▶ **What the task requires**: Extract the entries in their exact form.

━━━ Records for this task

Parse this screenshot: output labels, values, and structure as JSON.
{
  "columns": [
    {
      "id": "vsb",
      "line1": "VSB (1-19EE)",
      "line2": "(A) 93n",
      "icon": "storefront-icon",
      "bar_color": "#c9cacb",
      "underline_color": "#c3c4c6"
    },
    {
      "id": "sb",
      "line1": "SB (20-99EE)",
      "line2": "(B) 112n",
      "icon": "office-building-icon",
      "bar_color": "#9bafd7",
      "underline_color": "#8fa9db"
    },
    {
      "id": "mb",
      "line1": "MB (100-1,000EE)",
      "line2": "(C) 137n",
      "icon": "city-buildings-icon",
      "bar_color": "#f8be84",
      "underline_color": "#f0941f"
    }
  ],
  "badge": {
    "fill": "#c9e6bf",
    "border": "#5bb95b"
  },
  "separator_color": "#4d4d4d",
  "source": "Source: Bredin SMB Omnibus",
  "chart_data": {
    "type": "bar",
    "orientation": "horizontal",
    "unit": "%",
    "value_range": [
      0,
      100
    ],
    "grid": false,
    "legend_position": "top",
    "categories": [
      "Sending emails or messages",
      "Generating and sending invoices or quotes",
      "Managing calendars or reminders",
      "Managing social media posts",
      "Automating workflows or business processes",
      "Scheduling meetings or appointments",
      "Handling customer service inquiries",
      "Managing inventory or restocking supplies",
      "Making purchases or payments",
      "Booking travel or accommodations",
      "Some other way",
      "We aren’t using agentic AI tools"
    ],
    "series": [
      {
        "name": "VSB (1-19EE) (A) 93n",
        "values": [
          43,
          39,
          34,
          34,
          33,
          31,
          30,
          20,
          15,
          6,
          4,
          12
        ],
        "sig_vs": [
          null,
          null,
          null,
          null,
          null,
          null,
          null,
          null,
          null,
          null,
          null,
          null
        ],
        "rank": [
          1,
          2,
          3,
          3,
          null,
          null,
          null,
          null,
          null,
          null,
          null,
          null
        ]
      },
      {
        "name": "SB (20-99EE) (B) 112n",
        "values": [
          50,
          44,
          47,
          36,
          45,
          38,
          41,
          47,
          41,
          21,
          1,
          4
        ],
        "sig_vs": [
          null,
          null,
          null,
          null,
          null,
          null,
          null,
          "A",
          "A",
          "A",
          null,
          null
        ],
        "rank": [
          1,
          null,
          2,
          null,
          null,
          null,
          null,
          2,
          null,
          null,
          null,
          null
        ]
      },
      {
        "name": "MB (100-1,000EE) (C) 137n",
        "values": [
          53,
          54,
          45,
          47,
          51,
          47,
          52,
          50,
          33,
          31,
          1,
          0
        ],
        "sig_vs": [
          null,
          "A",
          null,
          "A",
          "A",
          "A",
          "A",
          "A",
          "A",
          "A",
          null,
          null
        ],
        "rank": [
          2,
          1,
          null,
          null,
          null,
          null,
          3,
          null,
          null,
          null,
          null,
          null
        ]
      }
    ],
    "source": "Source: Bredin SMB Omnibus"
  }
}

━━━━━━

▶ **Written answer**:
Parse this screenshot: output labels, values, and structure as JSON.
{
  "columns": [
    {
      "id": "vsb",
      "line1": "VSB (1-19EE)",
      "line2": "(A) 93n",
      "icon": "storefront-icon",
      "bar_color": "#c9cacb",
      "underline_color": "#c3c4c6"
    },
    {
      "id": "sb",
      "line1": "SB (20-99EE)",
      "line2": "(B) 112n",
      "icon": "office-building-icon",
      "bar_color": "#9bafd7",
      "underline_color": "#8fa9db"
    },
    {
      "id": "mb",
      "line1": "MB (100-1,000EE)",
      "line2": "(C) 137n",
      "icon": "city-buildings-icon",
      "bar_color": "#f8be84",
      "underline_color": "#f0941f"
    }
  ],
  "badge": {
    "fill": "#c9e6bf",
    "border": "#5bb95b"
  },
  "separator_color": "#4d4d4d",
  "source": "Source: Bredin SMB Omnibus",
  "chart_data": {
    "type": "bar",
    "orientation": "horizontal",
    "unit": "%",
    "value_range": [
      0,
      100
    ],
    "grid": false,
    "legend_position": "top",
    "categories": [
      "Sending emails or messages",
      "Generating and sending invoices or quotes",
      "Managing calendars or reminders",
      "Managing social media posts",
      "Automating workflows or business processes",
      "Scheduling meetings or appointments",
      "Handling customer service inquiries",
      "Managing inventory or restocking supplies",
      "Making purchases or payments",
      "Booking travel or accommodations",
      "Some other way",
      "We aren’t using agentic AI tools"
    ],
    "series": [
      {
        "name": "VSB (1-19EE) (A) 93n",
        "values": [
          43,
          39,
          34,
          34,
          33,
          31,
          30,
          20,
          15,
          6,
          4,
          12
        ],
        "sig_vs": [
          null,
          null,
          null,
          null,
          null,
          null,
          null,
          null,
          null,
          null,
          null,
          null
        ],
        "rank": [
          1,
          2,
          3,
          3,
          null,
          null,
          null,
          null,
          null,
          null,
          null,
          null
        ]
      },
      {
        "name": "SB (20-99EE) (B) 112n",
        "values": [
          50,
          44,
          47,
          36,
          45,
          38,
          41,
          47,
          41,
          21,
          1,
          4
        ],
        "sig_vs": [
          null,
          null,
          null,
          null,
          null,
          null,
          null,
          "A",
          "A",
          "A",
          null,
          null
        ],
        "rank": [
          1,
          null,
          2,
          null,
          null,
          null,
          null,
          2,
          null,
          null,
          null,
          null
        ]
      },
      {
        "name": "MB (100-1,000EE) (C) 137n",
        "values": [
          53,
          54,
          45,
          47,
          51,
          47,
          52,
          50,
          33,
          31,
          1,
          0
        ],
        "sig_vs": [
          null,
          "A",
          null,
          "A",
          "A",
          "A",
          "A",
          "A",
          "A",
          "A",
          null,
          null
        ],
        "rank": [
          2,
          1,
          null,
          null,
          null,
          null,
          3,
          null,
          null,
          null,
          null,
          null
        ]
      }
    ],
    "source": "Source: Bredin SMB Omnibus"
  }
}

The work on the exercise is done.